> **Try it**
Please continue the forum thread about paper encased in acrylic or PVA, starting right after its last sentence.

═════ Exercise text

Answers and Comments

  • EditDeleteModerator Answer

    ​Hi there...actually if you enter "newspaper" into our search field a couple of interesting threads come up....I suggest reading this one first and let us know if you have any additional questions after doing so.

    Kristin deGhetaldi
    2018-06-17 13:30:29
  • ApproveRejectUn-ApproveUser Comment

    Hello. I took a look at the suggested thread, but it seems like it's mostly about keeping acidic paper fairly intact. What I would like to know is, will the inevitable deterioration of the paper hurt the acrylic/PVA within which it is encased? Would the polymer layer crack or yellow? Would brittle materials like gypsum be affected more?

══════════
═════ Data shown

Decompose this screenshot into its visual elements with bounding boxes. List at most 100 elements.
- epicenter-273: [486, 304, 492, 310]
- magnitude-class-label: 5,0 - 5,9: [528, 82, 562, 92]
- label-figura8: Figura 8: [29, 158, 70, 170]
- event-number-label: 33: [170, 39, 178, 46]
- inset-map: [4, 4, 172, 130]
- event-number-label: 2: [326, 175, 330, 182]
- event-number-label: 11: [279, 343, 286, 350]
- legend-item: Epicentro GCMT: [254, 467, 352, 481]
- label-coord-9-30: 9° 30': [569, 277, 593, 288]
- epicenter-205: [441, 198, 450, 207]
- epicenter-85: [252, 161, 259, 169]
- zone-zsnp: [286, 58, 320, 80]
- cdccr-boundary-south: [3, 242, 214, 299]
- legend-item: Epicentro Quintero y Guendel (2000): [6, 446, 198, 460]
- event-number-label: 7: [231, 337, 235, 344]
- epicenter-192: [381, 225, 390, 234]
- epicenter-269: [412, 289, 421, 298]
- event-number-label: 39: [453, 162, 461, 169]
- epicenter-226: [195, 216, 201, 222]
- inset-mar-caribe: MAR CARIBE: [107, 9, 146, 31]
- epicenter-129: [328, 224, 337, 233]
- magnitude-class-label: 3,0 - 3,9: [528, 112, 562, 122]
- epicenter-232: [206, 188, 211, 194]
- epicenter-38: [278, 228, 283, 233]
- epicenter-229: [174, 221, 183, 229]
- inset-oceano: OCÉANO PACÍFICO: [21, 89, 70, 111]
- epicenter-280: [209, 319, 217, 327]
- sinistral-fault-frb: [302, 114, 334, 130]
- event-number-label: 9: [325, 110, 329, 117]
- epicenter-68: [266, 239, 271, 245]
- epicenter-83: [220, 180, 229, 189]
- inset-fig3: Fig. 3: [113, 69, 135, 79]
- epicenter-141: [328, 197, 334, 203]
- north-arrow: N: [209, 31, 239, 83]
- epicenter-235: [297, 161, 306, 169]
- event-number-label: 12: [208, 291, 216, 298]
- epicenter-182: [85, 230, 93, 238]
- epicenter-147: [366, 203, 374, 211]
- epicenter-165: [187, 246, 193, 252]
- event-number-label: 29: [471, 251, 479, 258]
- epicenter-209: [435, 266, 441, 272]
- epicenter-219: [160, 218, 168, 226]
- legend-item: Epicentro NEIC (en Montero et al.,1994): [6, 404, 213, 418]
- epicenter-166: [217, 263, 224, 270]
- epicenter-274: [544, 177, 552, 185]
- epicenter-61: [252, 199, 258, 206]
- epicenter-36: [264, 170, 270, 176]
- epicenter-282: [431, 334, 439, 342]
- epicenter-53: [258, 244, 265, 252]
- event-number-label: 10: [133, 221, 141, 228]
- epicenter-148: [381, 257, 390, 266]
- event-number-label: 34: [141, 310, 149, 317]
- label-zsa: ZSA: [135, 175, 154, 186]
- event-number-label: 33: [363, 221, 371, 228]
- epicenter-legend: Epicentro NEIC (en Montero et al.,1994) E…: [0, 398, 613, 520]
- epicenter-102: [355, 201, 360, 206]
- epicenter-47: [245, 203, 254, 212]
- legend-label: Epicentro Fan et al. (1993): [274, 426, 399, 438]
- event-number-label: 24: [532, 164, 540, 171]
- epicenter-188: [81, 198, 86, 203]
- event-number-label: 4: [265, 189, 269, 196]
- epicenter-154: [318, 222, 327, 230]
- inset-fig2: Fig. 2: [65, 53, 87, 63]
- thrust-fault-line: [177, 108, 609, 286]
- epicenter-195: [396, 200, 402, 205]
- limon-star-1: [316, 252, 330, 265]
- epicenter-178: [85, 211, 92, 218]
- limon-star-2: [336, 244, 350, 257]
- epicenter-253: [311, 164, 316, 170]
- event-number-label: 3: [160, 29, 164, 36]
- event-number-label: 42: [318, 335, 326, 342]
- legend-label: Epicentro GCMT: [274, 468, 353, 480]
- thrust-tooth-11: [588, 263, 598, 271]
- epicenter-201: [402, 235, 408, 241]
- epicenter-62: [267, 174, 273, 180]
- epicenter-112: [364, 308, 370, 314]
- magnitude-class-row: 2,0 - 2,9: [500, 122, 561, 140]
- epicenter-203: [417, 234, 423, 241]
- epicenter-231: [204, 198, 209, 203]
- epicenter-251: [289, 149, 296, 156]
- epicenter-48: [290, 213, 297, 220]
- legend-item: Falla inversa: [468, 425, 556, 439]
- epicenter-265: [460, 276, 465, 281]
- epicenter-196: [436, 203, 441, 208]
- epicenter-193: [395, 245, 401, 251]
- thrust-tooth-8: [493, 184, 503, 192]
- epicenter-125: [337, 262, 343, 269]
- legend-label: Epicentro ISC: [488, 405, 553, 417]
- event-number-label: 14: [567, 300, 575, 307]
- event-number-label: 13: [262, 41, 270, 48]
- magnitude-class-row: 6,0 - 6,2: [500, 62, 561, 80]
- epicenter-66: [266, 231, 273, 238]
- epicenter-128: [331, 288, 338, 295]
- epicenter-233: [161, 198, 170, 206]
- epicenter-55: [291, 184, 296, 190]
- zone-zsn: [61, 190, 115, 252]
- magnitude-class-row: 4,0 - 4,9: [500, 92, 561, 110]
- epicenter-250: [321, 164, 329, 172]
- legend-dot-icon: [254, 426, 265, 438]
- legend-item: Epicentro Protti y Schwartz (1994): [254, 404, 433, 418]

══════════

> **Response area**
    2018-06-18 18:35:18
  • EditDeleteModerator Answer

    Hi -

    At least for any acrylics you should be fine as the degree of acidity is simply not that aggressive in terms of attacking or causing structural degradation of the acrylic polymers, which are physically extremely durable. The main issues are the ones you have already mentioned - the continued yellowing and embrittlement of the underlying paper. Lastly, keep in mind that while the acrylics will provide a physical barrier and coating, they are still porous and moisture can certainly travel through to the layers below. I did try to look up direct conservation literature that might address this more directly and there were some on the conservation of paper mache masks and sculptures that seemed to suggest that the painted layers were unaffected and that most issues were more structurally connected to the paper mache itself. For one example, see:

    This was particularly interesting as the paper mache was coated with a clear acrylic layer after completion and when the pH was tested it still had a neutral rating of 7.0-7.2. Of course every piece is different but it did lend some support for the durability of the acrylic when used on top of inherently acidic paper stock. One might also want to look at cases where acrylics were used in conjunction with collage materials or for that matter, even the use of acrylic gesso on top of cardboard or paperboard.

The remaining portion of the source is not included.